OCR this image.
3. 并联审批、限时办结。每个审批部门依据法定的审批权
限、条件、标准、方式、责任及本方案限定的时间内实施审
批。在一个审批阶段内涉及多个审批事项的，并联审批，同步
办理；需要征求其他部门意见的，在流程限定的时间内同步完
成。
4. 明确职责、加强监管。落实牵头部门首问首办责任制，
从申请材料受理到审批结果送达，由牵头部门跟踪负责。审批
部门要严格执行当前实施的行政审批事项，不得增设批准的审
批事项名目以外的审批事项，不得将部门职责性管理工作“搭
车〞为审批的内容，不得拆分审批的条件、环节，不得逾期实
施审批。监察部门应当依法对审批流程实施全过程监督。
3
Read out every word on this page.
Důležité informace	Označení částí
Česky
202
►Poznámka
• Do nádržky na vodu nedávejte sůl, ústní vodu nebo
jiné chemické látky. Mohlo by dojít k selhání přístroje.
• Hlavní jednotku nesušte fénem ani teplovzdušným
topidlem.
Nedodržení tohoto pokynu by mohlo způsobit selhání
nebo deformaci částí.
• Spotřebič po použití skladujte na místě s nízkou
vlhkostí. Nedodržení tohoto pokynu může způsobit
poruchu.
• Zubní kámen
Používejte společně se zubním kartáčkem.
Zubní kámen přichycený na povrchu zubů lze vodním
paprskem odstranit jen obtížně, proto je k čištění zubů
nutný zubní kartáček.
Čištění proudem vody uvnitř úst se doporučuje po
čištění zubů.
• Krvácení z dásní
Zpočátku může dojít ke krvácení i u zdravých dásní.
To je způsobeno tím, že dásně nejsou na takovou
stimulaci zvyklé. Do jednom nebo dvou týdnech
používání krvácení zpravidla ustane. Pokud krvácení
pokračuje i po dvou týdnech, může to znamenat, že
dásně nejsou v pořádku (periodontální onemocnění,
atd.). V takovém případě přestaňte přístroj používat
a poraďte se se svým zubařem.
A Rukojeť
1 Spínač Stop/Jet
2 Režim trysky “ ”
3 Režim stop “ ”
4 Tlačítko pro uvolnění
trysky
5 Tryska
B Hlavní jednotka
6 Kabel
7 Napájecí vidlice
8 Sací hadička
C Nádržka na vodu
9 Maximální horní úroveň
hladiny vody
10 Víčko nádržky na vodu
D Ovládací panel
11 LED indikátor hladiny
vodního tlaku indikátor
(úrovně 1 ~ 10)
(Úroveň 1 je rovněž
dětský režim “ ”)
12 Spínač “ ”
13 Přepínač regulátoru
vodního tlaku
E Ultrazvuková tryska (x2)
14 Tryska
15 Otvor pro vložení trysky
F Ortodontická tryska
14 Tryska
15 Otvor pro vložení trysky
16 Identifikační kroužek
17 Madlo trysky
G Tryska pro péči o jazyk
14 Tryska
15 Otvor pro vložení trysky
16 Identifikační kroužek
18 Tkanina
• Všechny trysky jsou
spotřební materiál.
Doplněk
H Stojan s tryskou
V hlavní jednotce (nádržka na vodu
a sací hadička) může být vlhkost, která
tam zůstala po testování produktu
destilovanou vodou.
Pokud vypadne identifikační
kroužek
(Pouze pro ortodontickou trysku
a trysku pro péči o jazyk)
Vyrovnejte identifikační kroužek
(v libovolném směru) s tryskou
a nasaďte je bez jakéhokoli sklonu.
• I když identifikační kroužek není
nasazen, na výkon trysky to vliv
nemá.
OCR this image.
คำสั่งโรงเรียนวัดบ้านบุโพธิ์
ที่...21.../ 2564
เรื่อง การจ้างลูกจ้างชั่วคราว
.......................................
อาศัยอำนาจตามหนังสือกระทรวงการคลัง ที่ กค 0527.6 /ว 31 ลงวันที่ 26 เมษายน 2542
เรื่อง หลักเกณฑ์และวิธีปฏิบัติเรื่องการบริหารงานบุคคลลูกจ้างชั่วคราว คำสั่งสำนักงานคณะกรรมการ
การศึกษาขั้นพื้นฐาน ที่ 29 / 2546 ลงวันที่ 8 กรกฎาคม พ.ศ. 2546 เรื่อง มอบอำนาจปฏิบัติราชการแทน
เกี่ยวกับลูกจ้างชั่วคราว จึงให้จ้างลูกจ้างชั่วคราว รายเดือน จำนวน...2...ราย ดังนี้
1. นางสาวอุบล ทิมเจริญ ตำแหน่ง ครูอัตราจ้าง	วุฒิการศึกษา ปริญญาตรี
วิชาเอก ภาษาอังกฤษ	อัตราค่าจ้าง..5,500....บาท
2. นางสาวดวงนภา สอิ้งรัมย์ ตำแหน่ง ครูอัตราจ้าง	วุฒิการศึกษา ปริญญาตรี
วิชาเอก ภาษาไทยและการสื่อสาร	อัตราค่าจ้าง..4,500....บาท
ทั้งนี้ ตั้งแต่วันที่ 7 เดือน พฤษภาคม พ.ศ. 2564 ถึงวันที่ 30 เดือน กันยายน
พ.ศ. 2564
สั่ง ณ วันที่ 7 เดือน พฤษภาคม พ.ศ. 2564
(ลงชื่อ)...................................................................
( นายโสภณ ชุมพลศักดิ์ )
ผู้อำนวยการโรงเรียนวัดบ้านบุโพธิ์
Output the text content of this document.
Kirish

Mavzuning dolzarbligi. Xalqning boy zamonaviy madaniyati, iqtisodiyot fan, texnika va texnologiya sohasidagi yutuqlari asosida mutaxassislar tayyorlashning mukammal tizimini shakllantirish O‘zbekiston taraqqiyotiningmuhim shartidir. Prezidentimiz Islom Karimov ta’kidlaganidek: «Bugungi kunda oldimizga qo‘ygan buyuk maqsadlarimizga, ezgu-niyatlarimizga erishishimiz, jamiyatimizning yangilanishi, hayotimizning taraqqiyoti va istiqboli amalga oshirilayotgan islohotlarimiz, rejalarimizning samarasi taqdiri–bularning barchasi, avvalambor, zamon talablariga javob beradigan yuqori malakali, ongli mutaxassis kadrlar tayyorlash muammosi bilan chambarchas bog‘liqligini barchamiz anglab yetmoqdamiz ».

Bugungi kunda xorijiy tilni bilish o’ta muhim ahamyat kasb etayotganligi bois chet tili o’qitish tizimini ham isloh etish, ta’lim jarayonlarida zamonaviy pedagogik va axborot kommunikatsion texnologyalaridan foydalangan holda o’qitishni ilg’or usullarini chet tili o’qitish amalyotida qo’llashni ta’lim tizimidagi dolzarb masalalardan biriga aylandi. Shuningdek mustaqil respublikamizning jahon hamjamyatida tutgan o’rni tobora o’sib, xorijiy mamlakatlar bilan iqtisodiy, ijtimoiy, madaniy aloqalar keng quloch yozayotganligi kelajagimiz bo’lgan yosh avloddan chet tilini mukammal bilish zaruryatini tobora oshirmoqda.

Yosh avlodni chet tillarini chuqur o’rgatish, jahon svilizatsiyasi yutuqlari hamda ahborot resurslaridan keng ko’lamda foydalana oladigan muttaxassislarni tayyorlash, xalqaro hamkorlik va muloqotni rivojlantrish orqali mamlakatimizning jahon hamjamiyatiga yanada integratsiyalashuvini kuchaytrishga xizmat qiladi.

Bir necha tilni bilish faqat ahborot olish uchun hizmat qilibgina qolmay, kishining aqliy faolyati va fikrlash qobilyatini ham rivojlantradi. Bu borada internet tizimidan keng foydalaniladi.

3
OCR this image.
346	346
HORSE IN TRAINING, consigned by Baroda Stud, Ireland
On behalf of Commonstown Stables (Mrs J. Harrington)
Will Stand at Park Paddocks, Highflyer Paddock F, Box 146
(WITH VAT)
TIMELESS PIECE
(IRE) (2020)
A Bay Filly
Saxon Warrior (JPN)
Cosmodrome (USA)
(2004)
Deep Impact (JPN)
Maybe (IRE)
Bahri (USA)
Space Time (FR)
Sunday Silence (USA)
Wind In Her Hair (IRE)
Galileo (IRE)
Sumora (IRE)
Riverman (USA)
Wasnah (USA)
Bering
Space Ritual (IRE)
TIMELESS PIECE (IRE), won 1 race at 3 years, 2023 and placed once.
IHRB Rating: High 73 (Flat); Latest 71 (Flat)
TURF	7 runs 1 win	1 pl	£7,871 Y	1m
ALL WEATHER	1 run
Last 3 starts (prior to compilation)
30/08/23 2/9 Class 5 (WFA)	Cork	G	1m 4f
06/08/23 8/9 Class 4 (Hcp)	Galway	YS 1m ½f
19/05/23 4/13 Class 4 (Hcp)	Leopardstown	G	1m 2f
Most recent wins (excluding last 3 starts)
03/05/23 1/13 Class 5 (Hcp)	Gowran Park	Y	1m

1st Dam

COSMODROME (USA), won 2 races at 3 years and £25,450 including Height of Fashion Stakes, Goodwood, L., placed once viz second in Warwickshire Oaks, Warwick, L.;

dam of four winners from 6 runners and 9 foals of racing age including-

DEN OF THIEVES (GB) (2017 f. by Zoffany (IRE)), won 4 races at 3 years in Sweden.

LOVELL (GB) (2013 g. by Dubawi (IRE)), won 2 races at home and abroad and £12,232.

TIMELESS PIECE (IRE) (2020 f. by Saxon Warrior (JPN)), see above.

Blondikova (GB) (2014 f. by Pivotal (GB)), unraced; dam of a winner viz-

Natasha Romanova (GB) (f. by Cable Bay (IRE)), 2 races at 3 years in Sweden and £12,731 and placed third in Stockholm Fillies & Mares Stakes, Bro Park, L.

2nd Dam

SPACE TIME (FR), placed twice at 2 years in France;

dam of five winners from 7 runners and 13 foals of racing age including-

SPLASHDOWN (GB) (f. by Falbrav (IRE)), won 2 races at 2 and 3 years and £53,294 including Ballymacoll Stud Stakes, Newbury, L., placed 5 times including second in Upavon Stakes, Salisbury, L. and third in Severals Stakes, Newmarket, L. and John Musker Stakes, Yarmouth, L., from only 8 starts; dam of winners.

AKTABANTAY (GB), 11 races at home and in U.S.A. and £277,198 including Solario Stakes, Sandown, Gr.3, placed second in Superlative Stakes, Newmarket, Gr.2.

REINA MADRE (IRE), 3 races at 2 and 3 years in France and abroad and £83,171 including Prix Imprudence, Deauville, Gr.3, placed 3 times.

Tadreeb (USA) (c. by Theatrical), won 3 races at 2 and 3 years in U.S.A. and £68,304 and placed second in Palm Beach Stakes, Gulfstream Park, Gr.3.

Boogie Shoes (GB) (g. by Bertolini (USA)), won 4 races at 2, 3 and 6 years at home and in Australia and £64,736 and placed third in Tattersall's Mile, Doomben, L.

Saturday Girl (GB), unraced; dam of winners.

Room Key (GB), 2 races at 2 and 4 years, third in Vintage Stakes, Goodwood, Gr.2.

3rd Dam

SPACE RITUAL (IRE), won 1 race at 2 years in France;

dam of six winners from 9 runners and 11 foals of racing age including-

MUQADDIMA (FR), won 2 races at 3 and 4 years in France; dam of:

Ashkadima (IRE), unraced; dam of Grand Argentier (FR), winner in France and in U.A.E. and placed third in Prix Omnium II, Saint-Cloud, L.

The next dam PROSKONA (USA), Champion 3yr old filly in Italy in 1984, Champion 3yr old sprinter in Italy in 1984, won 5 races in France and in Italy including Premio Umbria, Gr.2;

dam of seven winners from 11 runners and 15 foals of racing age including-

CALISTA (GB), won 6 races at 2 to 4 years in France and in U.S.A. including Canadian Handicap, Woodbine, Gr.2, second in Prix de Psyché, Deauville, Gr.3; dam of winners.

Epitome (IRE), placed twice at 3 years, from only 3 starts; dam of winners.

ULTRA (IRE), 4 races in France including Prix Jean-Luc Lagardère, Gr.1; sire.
_____
*Written instruction*: Where does the word "ตำแหน" appear? Return each line that holds it.

*Solution*:
1. นางสาวอุบล ทิมเจริญ ตำแหน่ง ครูอัตราจ้าง	วุฒิการศึกษา ปริญญาตรี
2. นางสาวดวงนภา สอิ้งรัมย์ ตำแหน่ง ครูอัตราจ้าง	วุฒิการศึกษา ปริญญาตรี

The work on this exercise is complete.